#### Input:
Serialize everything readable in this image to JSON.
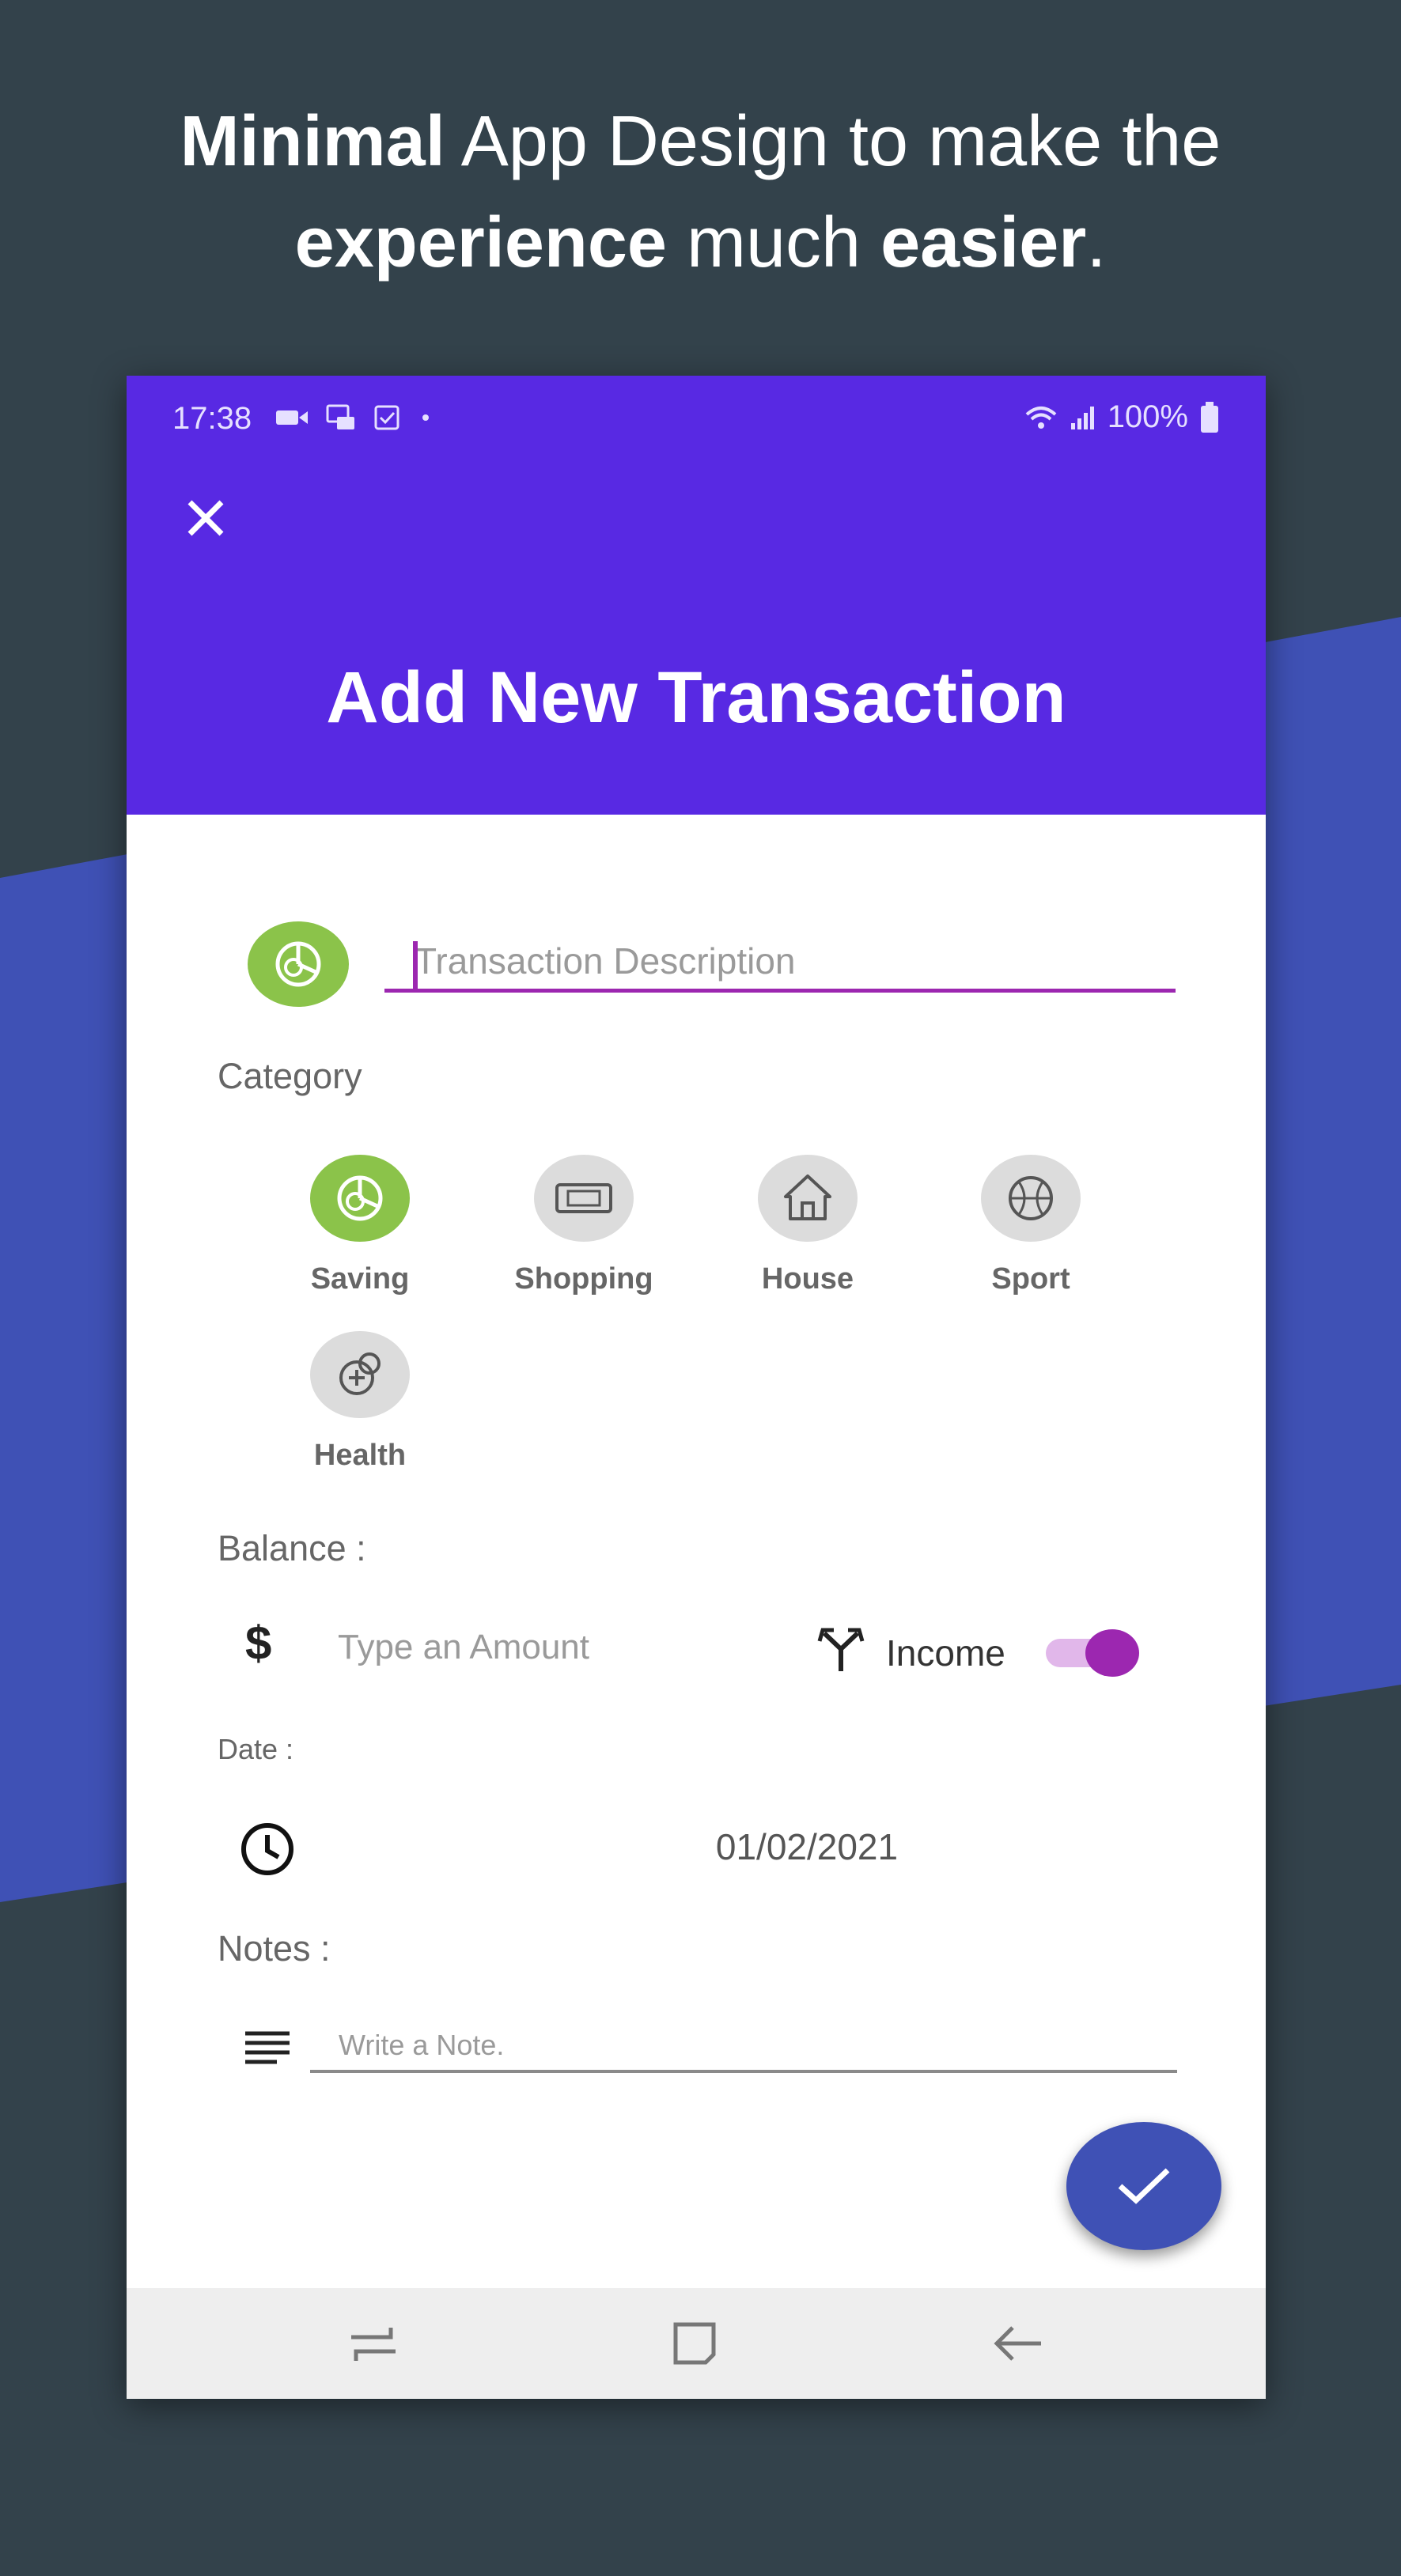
{
  "headline": {
    "bold1": "Minimal",
    "text1": " App Design to make the",
    "bold2": "experience",
    "text2": " much ",
    "bold3": "easier",
    "text3": "."
  },
  "status_bar": {
    "time": "17:38",
    "battery": "100%"
  },
  "header": {
    "title": "Add New Transaction",
    "close_icon": "close-icon"
  },
  "description": {
    "placeholder": "Transaction Description",
    "value": ""
  },
  "category": {
    "label": "Category",
    "items": [
      {
        "label": "Saving",
        "icon": "piggy-chart-icon",
        "selected": true
      },
      {
        "label": "Shopping",
        "icon": "ticket-icon",
        "selected": false
      },
      {
        "label": "House",
        "icon": "house-icon",
        "selected": false
      },
      {
        "label": "Sport",
        "icon": "basketball-icon",
        "selected": false
      },
      {
        "label": "Health",
        "icon": "health-icon",
        "selected": false
      }
    ]
  },
  "balance": {
    "label": "Balance :",
    "currency_symbol": "$",
    "amount_placeholder": "Type an Amount",
    "type_label": "Income",
    "income_enabled": true
  },
  "date": {
    "label": "Date :",
    "value": "01/02/2021"
  },
  "notes": {
    "label": "Notes :",
    "placeholder": "Write a Note."
  },
  "colors": {
    "appbar": "#5829e3",
    "selected_category": "#8bc34a",
    "accent": "#9c27b0",
    "fab": "#3f51b5",
    "background": "#33424b",
    "band": "#3f51b5"
  }
}
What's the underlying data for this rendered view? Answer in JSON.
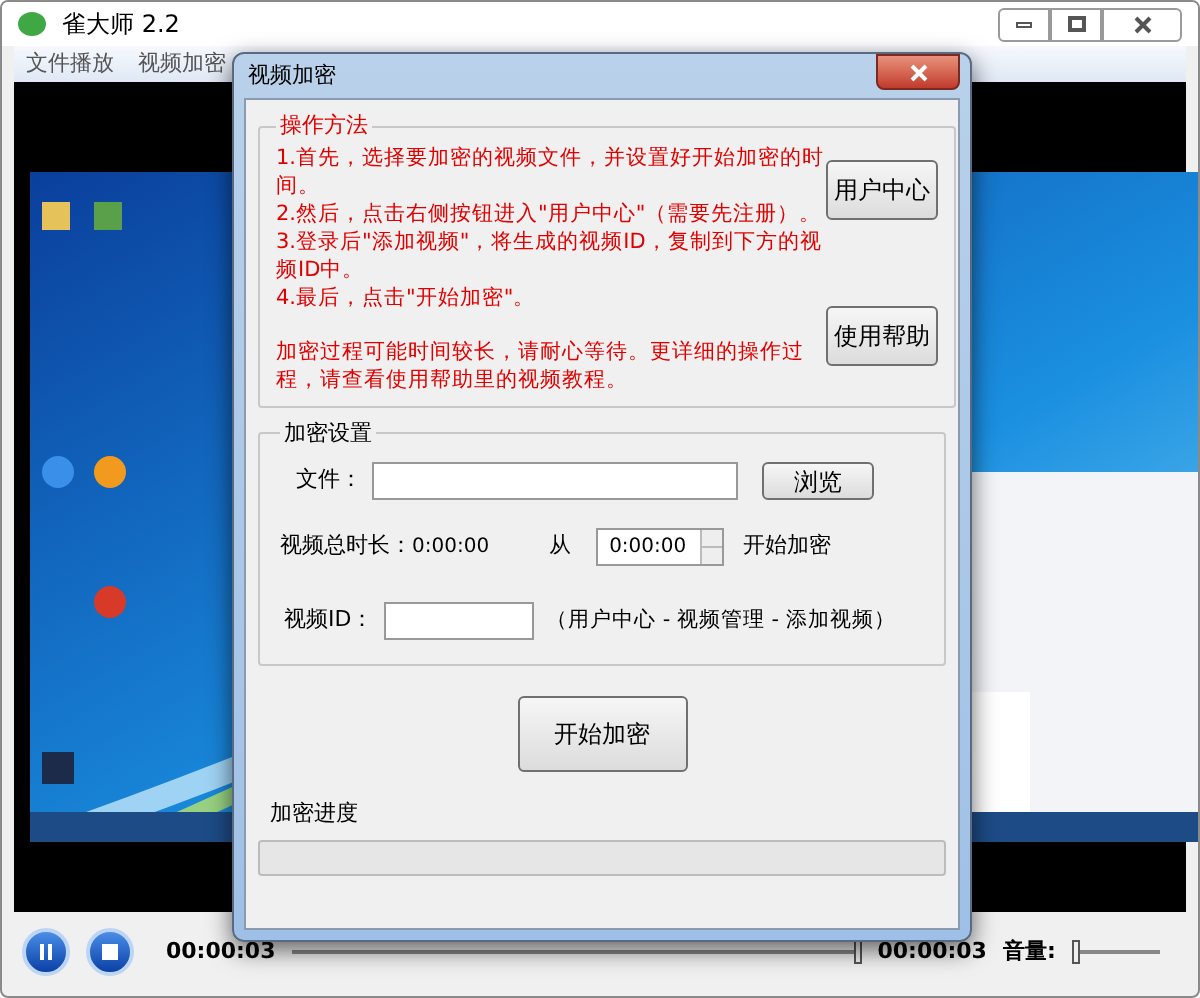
{
  "window": {
    "title": "雀大师 2.2"
  },
  "menu": [
    {
      "label": "文件播放"
    },
    {
      "label": "视频加密"
    }
  ],
  "dialog": {
    "title": "视频加密",
    "method_group": {
      "title": "操作方法",
      "steps": [
        "1.首先，选择要加密的视频文件，并设置好开始加密的时间。",
        "2.然后，点击右侧按钮进入\"用户中心\"（需要先注册）。",
        "3.登录后\"添加视频\"，将生成的视频ID，复制到下方的视频ID中。",
        "4.最后，点击\"开始加密\"。"
      ],
      "note": "加密过程可能时间较长，请耐心等待。更详细的操作过程，请查看使用帮助里的视频教程。",
      "buttons": [
        "用户中心",
        "使用帮助"
      ]
    },
    "settings_group": {
      "title": "加密设置",
      "file_label": "文件：",
      "browse_button": "浏览",
      "duration_label": "视频总时长：",
      "duration_value": "0:00:00",
      "from_label": "从",
      "start_time": "0:00:00",
      "start_suffix": "开始加密",
      "id_label": "视频ID：",
      "id_hint": "（用户中心 - 视频管理 - 添加视频）"
    },
    "start_button": "开始加密",
    "progress": {
      "label": "加密进度",
      "level": 0
    }
  },
  "player": {
    "elapsed": "00:00:03",
    "seek": {
      "level": 1
    },
    "total": "00:00:03",
    "volume_label": "音量:",
    "volume": {
      "level": 0
    }
  }
}
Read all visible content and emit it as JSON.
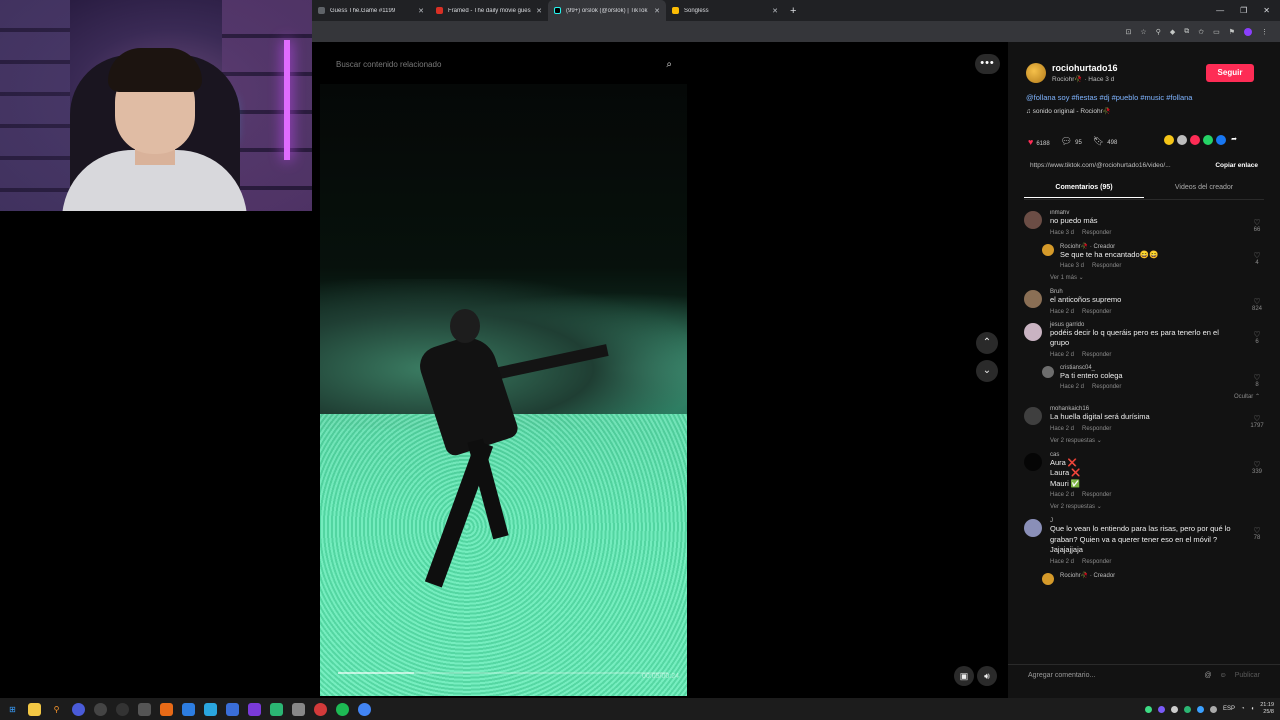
{
  "browser": {
    "tabs": [
      {
        "label": "Guess The.Game #1199",
        "color": "#5f6368",
        "active": false
      },
      {
        "label": "Framed - The daily movie guess",
        "color": "#d93025",
        "active": false
      },
      {
        "label": "(99+) orslok (@orslok) | TikTok",
        "color": "#000000",
        "active": true
      },
      {
        "label": "Songless",
        "color": "#fbbc04",
        "active": false
      }
    ],
    "new_tab": "+",
    "close": "✕"
  },
  "search": {
    "placeholder": "Buscar contenido relacionado"
  },
  "video": {
    "progress": 0.23,
    "timecode": "00:05/00:24"
  },
  "post": {
    "username": "rociohurtado16",
    "subline": "Rociohr🥀 · Hace 3 d",
    "follow_label": "Seguir",
    "description": "@follana soy #fiestas #dj #pueblo #music #follana",
    "sound": "♫ sonido original - Rociohr🥀",
    "likes": "6188",
    "comments_count": "95",
    "saves": "498",
    "link": "https://www.tiktok.com/@rociohurtado16/video/...",
    "copy_link": "Copiar enlace",
    "tab_comments": "Comentarios (95)",
    "tab_videos": "Videos del creador"
  },
  "comments": [
    {
      "user": "inmahv",
      "text": "no puedo más",
      "time": "Hace 3 d",
      "reply": "Responder",
      "likes": "66",
      "avatar": "#6b4d45"
    },
    {
      "user": "Rociohr🥀 · Creador",
      "text": "Se que te ha encantado😄😄",
      "time": "Hace 3 d",
      "reply": "Responder",
      "likes": "4",
      "avatar": "#d59a2a",
      "is_reply": true
    },
    {
      "user": "Bruh",
      "text": "el anticoños supremo",
      "time": "Hace 2 d",
      "reply": "Responder",
      "likes": "824",
      "avatar": "#8a6f55"
    },
    {
      "user": "jesus garrido",
      "text": "podéis decir lo q queráis pero es para tenerlo en el grupo",
      "time": "Hace 2 d",
      "reply": "Responder",
      "likes": "6",
      "avatar": "#c9b3c2"
    },
    {
      "user": "cristiansc04_",
      "text": "Pa ti entero colega",
      "time": "Hace 2 d",
      "reply": "Responder",
      "likes": "8",
      "avatar": "#6d6d6d",
      "is_reply": true
    },
    {
      "user": "mohankaich16",
      "text": "La huella digital será durísima",
      "time": "Hace 2 d",
      "reply": "Responder",
      "likes": "1797",
      "avatar": "#3f3f3f"
    },
    {
      "user": "cas",
      "text": "Aura ❌ Laura ❌ Mauri ✅",
      "time": "Hace 2 d",
      "reply": "Responder",
      "likes": "339",
      "avatar": "#050505"
    },
    {
      "user": "J",
      "text": "Que lo vean lo entiendo para las risas, pero por qué lo graban? Quien va a querer tener eso en el móvil ? Jajajajjaja",
      "time": "Hace 2 d",
      "reply": "Responder",
      "likes": "78",
      "avatar": "#8a8fb8"
    },
    {
      "user": "Rociohr🥀 · Creador",
      "text": "",
      "time": "",
      "reply": "",
      "likes": "",
      "avatar": "#d59a2a",
      "is_reply": true
    }
  ],
  "more_labels": {
    "view_more_1": "Ver 1 más ⌄",
    "hide": "Ocultar ⌃",
    "view_replies_a": "Ver 2 respuestas ⌄",
    "view_replies_b": "Ver 2 respuestas ⌄"
  },
  "composer": {
    "placeholder": "Agregar comentario...",
    "publish": "Publicar"
  },
  "taskbar": {
    "lang": "ESP",
    "time": "21:19",
    "date": "25/8"
  }
}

#### Goal of the exercise:
Copy each line in full and exactly, omitting any picture.

#### Solution to the problem:
Serialize everything readable in this image to JSON.
{
  "headline": {
    "bold1": "Minimal",
    "text1": " App Design to make the",
    "bold2": "experience",
    "text2": " much ",
    "bold3": "easier",
    "text3": "."
  },
  "status_bar": {
    "time": "17:38",
    "battery": "100%"
  },
  "header": {
    "title": "Add New Transaction",
    "close_icon": "close-icon"
  },
  "description": {
    "placeholder": "Transaction Description",
    "value": ""
  },
  "category": {
    "label": "Category",
    "items": [
      {
        "label": "Saving",
        "icon": "piggy-chart-icon",
        "selected": true
      },
      {
        "label": "Shopping",
        "icon": "ticket-icon",
        "selected": false
      },
      {
        "label": "House",
        "icon": "house-icon",
        "selected": false
      },
      {
        "label": "Sport",
        "icon": "basketball-icon",
        "selected": false
      },
      {
        "label": "Health",
        "icon": "health-icon",
        "selected": false
      }
    ]
  },
  "balance": {
    "label": "Balance :",
    "currency_symbol": "$",
    "amount_placeholder": "Type an Amount",
    "type_label": "Income",
    "income_enabled": true
  },
  "date": {
    "label": "Date :",
    "value": "01/02/2021"
  },
  "notes": {
    "label": "Notes :",
    "placeholder": "Write a Note."
  },
  "colors": {
    "appbar": "#5829e3",
    "selected_category": "#8bc34a",
    "accent": "#9c27b0",
    "fab": "#3f51b5",
    "background": "#33424b",
    "band": "#3f51b5"
  }
}
What's the underlying data for this rendered view? Answer in JSON.
{
  "window": {
    "title": "雀大师 2.2"
  },
  "menu": [
    {
      "label": "文件播放"
    },
    {
      "label": "视频加密"
    }
  ],
  "dialog": {
    "title": "视频加密",
    "method_group": {
      "title": "操作方法",
      "steps": [
        "1.首先，选择要加密的视频文件，并设置好开始加密的时间。",
        "2.然后，点击右侧按钮进入\"用户中心\"（需要先注册）。",
        "3.登录后\"添加视频\"，将生成的视频ID，复制到下方的视频ID中。",
        "4.最后，点击\"开始加密\"。"
      ],
      "note": "加密过程可能时间较长，请耐心等待。更详细的操作过程，请查看使用帮助里的视频教程。",
      "buttons": [
        "用户中心",
        "使用帮助"
      ]
    },
    "settings_group": {
      "title": "加密设置",
      "file_label": "文件：",
      "browse_button": "浏览",
      "duration_label": "视频总时长：",
      "duration_value": "0:00:00",
      "from_label": "从",
      "start_time": "0:00:00",
      "start_suffix": "开始加密",
      "id_label": "视频ID：",
      "id_hint": "（用户中心 - 视频管理 - 添加视频）"
    },
    "start_button": "开始加密",
    "progress": {
      "label": "加密进度",
      "level": 0
    }
  },
  "player": {
    "elapsed": "00:00:03",
    "seek": {
      "level": 1
    },
    "total": "00:00:03",
    "volume_label": "音量:",
    "volume": {
      "level": 0
    }
  }
}
Read all visible content and emit it as JSON.
{
  "browser": {
    "tabs": [
      {
        "label": "Guess The.Game #1199",
        "color": "#5f6368",
        "active": false
      },
      {
        "label": "Framed - The daily movie guess",
        "color": "#d93025",
        "active": false
      },
      {
        "label": "(99+) orslok (@orslok) | TikTok",
        "color": "#000000",
        "active": true
      },
      {
        "label": "Songless",
        "color": "#fbbc04",
        "active": false
      }
    ],
    "new_tab": "+",
    "close": "✕"
  },
  "search": {
    "placeholder": "Buscar contenido relacionado"
  },
  "video": {
    "progress": 0.23,
    "timecode": "00:05/00:24"
  },
  "post": {
    "username": "rociohurtado16",
    "subline": "Rociohr🥀 · Hace 3 d",
    "follow_label": "Seguir",
    "description": "@follana soy #fiestas #dj #pueblo #music #follana",
    "sound": "♫ sonido original - Rociohr🥀",
    "likes": "6188",
    "comments_count": "95",
    "saves": "498",
    "link": "https://www.tiktok.com/@rociohurtado16/video/...",
    "copy_link": "Copiar enlace",
    "tab_comments": "Comentarios (95)",
    "tab_videos": "Videos del creador"
  },
  "comments": [
    {
      "user": "inmahv",
      "text": "no puedo más",
      "time": "Hace 3 d",
      "reply": "Responder",
      "likes": "66",
      "avatar": "#6b4d45"
    },
    {
      "user": "Rociohr🥀 · Creador",
      "text": "Se que te ha encantado😄😄",
      "time": "Hace 3 d",
      "reply": "Responder",
      "likes": "4",
      "avatar": "#d59a2a",
      "is_reply": true
    },
    {
      "user": "Bruh",
      "text": "el anticoños supremo",
      "time": "Hace 2 d",
      "reply": "Responder",
      "likes": "824",
      "avatar": "#8a6f55"
    },
    {
      "user": "jesus garrido",
      "text": "podéis decir lo q queráis pero es para tenerlo en el grupo",
      "time": "Hace 2 d",
      "reply": "Responder",
      "likes": "6",
      "avatar": "#c9b3c2"
    },
    {
      "user": "cristiansc04_",
      "text": "Pa ti entero colega",
      "time": "Hace 2 d",
      "reply": "Responder",
      "likes": "8",
      "avatar": "#6d6d6d",
      "is_reply": true
    },
    {
      "user": "mohankaich16",
      "text": "La huella digital será durísima",
      "time": "Hace 2 d",
      "reply": "Responder",
      "likes": "1797",
      "avatar": "#3f3f3f"
    },
    {
      "user": "cas",
      "text": "Aura ❌ Laura ❌ Mauri ✅",
      "time": "Hace 2 d",
      "reply": "Responder",
      "likes": "339",
      "avatar": "#050505"
    },
    {
      "user": "J",
      "text": "Que lo vean lo entiendo para las risas, pero por qué lo graban? Quien va a querer tener eso en el móvil ? Jajajajjaja",
      "time": "Hace 2 d",
      "reply": "Responder",
      "likes": "78",
      "avatar": "#8a8fb8"
    },
    {
      "user": "Rociohr🥀 · Creador",
      "text": "",
      "time": "",
      "reply": "",
      "likes": "",
      "avatar": "#d59a2a",
      "is_reply": true
    }
  ],
  "more_labels": {
    "view_more_1": "Ver 1 más ⌄",
    "hide": "Ocultar ⌃",
    "view_replies_a": "Ver 2 respuestas ⌄",
    "view_replies_b": "Ver 2 respuestas ⌄"
  },
  "composer": {
    "placeholder": "Agregar comentario...",
    "publish": "Publicar"
  },
  "taskbar": {
    "lang": "ESP",
    "time": "21:19",
    "date": "25/8"
  }
}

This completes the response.